#### [Data section]
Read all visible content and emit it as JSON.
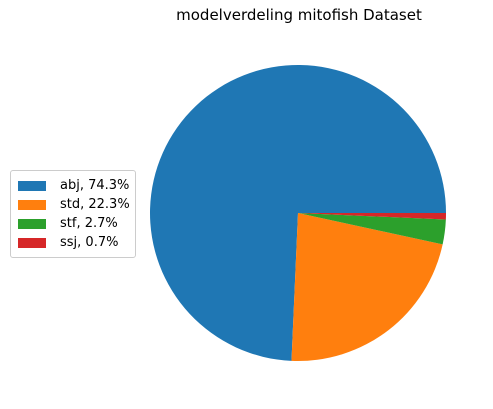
{
  "chart_data": {
    "type": "pie",
    "title": "modelverdeling mitofish Dataset",
    "slices": [
      {
        "label": "abj",
        "value": 74.3,
        "color": "#1f77b4"
      },
      {
        "label": "std",
        "value": 22.3,
        "color": "#ff7f0e"
      },
      {
        "label": "stf",
        "value": 2.7,
        "color": "#2ca02c"
      },
      {
        "label": "ssj",
        "value": 0.7,
        "color": "#d62728"
      }
    ],
    "legend": {
      "placement": "left",
      "entries": [
        "abj, 74.3%",
        "std, 22.3%",
        "stf, 2.7%",
        "ssj, 0.7%"
      ]
    },
    "start_angle_deg": 0,
    "direction": "counterclockwise"
  }
}
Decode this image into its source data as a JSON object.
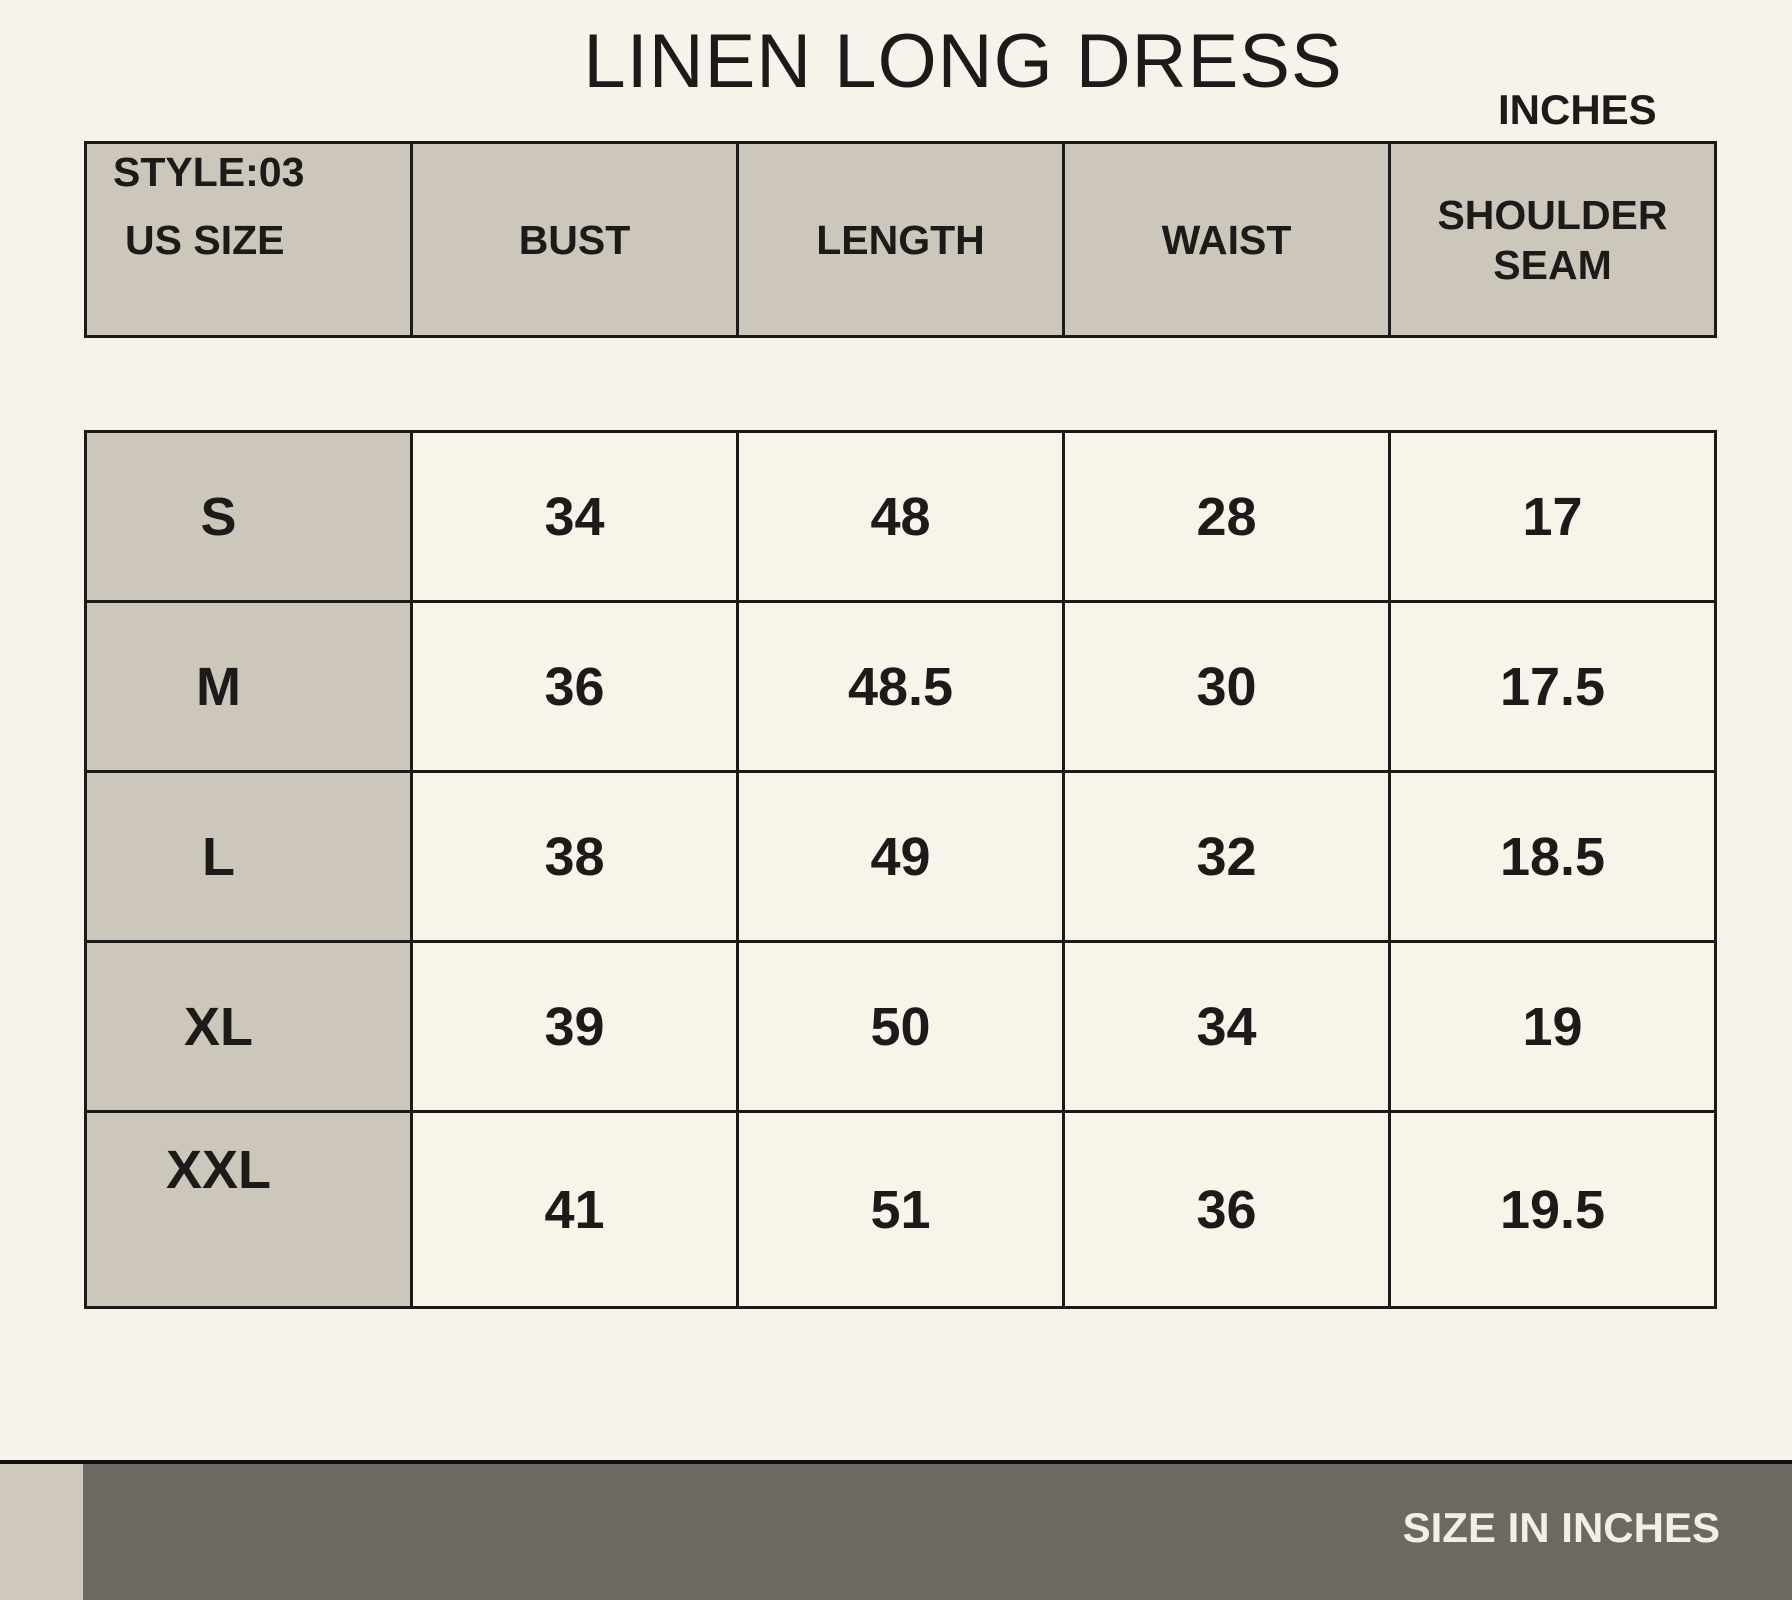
{
  "title": "LINEN LONG DRESS",
  "units_label": "INCHES",
  "header": {
    "style": "STYLE:03",
    "size_label": "US SIZE",
    "columns": [
      "BUST",
      "LENGTH",
      "WAIST",
      "SHOULDER SEAM"
    ]
  },
  "rows": [
    {
      "size": "S",
      "values": [
        "34",
        "48",
        "28",
        "17"
      ]
    },
    {
      "size": "M",
      "values": [
        "36",
        "48.5",
        "30",
        "17.5"
      ]
    },
    {
      "size": "L",
      "values": [
        "38",
        "49",
        "32",
        "18.5"
      ]
    },
    {
      "size": "XL",
      "values": [
        "39",
        "50",
        "34",
        "19"
      ]
    },
    {
      "size": "XXL",
      "values": [
        "41",
        "51",
        "36",
        "19.5"
      ]
    }
  ],
  "footer": {
    "text": "SIZE IN INCHES"
  },
  "colors": {
    "background": "#f6f3ea",
    "header_fill": "#cdc7bb",
    "footer_bar": "#6d6862"
  }
}
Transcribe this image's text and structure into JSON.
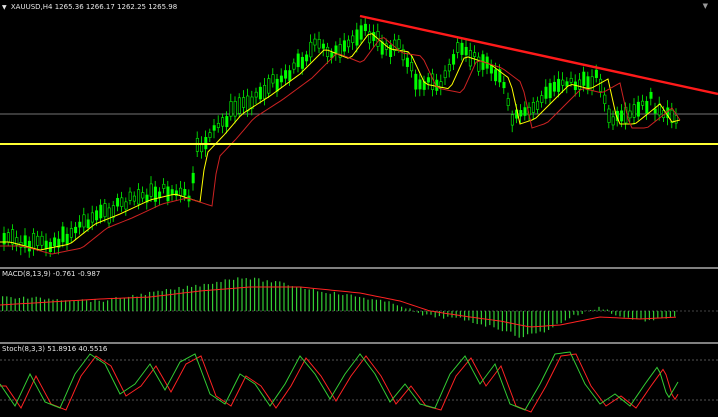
{
  "main": {
    "symbol_label": "XAUUSD,H4",
    "ohlc_label": "1265.36 1266.17 1262.25 1265.98",
    "menu_arrow_icon": "triangle-down-icon",
    "corner_icon": "triangle-down-icon"
  },
  "macd": {
    "label": "MACD(8,13,9) -0.761 -0.987"
  },
  "stoch": {
    "label": "Stoch(8,3,3) 51.8916 40.5516"
  },
  "colors": {
    "background": "#000000",
    "bull": "#00ff00",
    "wick": "#00ff00",
    "ma_fast": "#ffff00",
    "ma_slow": "#cc2222",
    "trendline": "#ff1a1a",
    "support": "#ffff33",
    "hline": "#9a9a9a",
    "macd_hist": "#33cc33",
    "macd_signal": "#ff2222",
    "stoch_main": "#33cc33",
    "stoch_signal": "#ff2222",
    "separator": "#808080"
  }
}
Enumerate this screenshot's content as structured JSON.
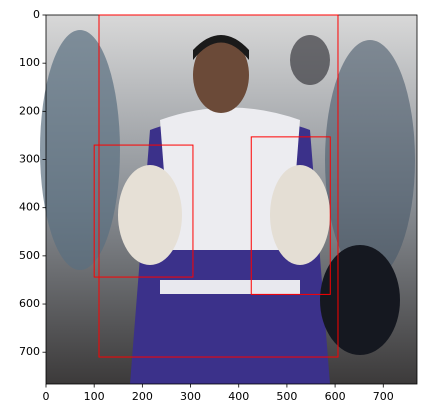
{
  "chart_data": {
    "type": "image",
    "xlim": [
      0,
      770
    ],
    "ylim": [
      0,
      766
    ],
    "y_inverted": true,
    "xticks": [
      0,
      100,
      200,
      300,
      400,
      500,
      600,
      700
    ],
    "yticks": [
      0,
      100,
      200,
      300,
      400,
      500,
      600,
      700
    ],
    "box_color": "#ff0000",
    "boxes": [
      {
        "x0": 110,
        "y0": 0,
        "x1": 606,
        "y1": 710
      },
      {
        "x0": 100,
        "y0": 270,
        "x1": 305,
        "y1": 544
      },
      {
        "x0": 426,
        "y0": 253,
        "x1": 590,
        "y1": 580
      }
    ]
  }
}
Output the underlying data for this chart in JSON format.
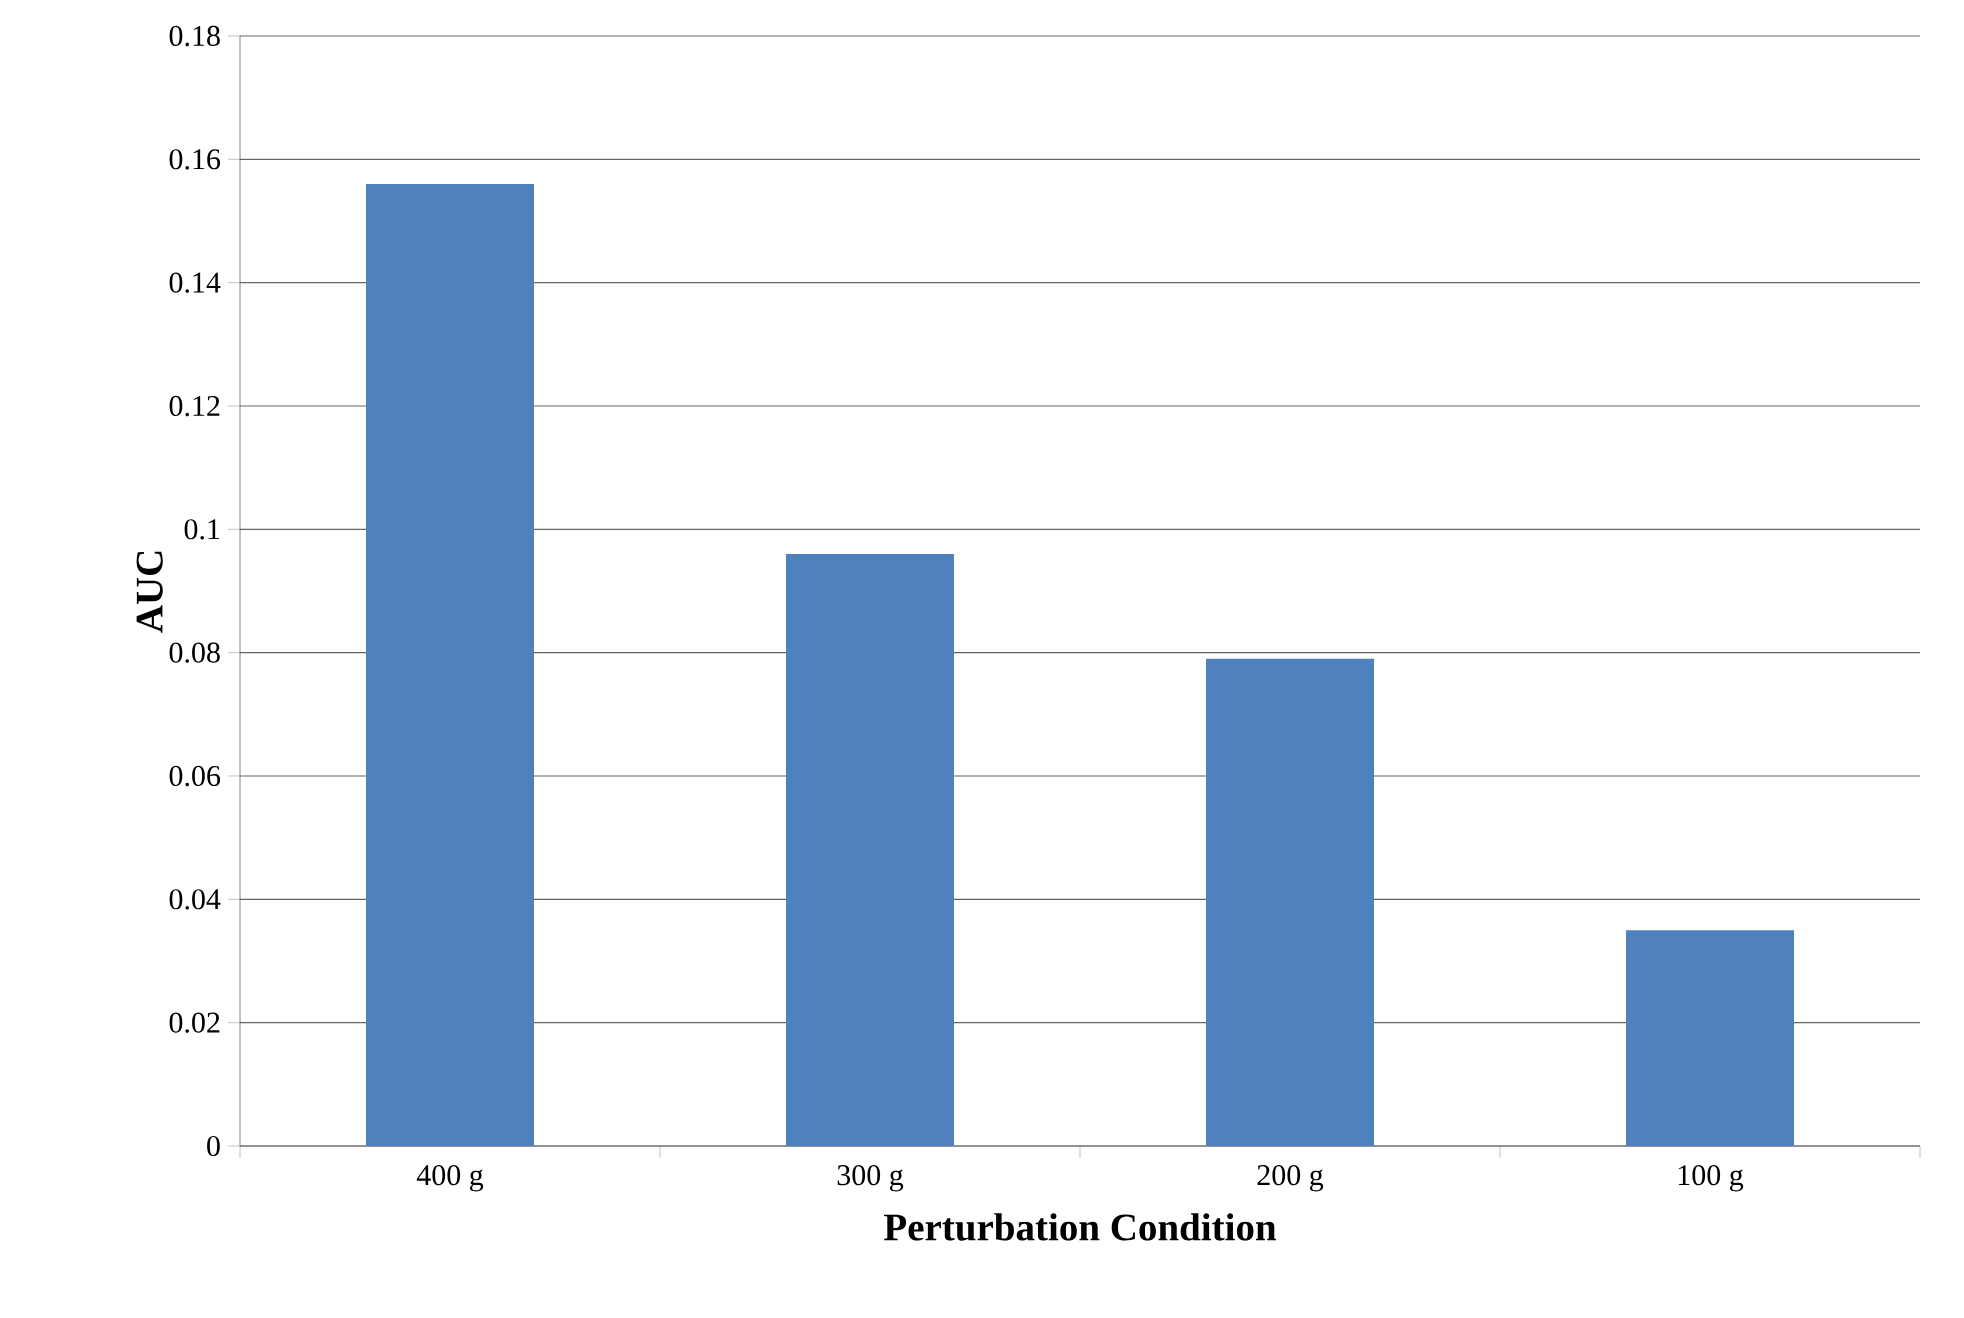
{
  "chart_data": {
    "type": "bar",
    "xlabel": "Perturbation Condition",
    "ylabel": "AUC",
    "categories": [
      "400 g",
      "300 g",
      "200 g",
      "100 g"
    ],
    "values": [
      0.156,
      0.096,
      0.079,
      0.035
    ],
    "color": "#4f81bd",
    "ylim": [
      0,
      0.18
    ],
    "yticks": [
      0,
      0.02,
      0.04,
      0.06,
      0.08,
      0.1,
      0.12,
      0.14,
      0.16,
      0.18
    ],
    "grid": "y"
  }
}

#### [Stated problem]
Scan the material for lines with the word "content", and copy each line you find.

#### [Worked solution]
Read all visible content and emit it as JSON.
Enumerate this screenshot's content as structured JSON.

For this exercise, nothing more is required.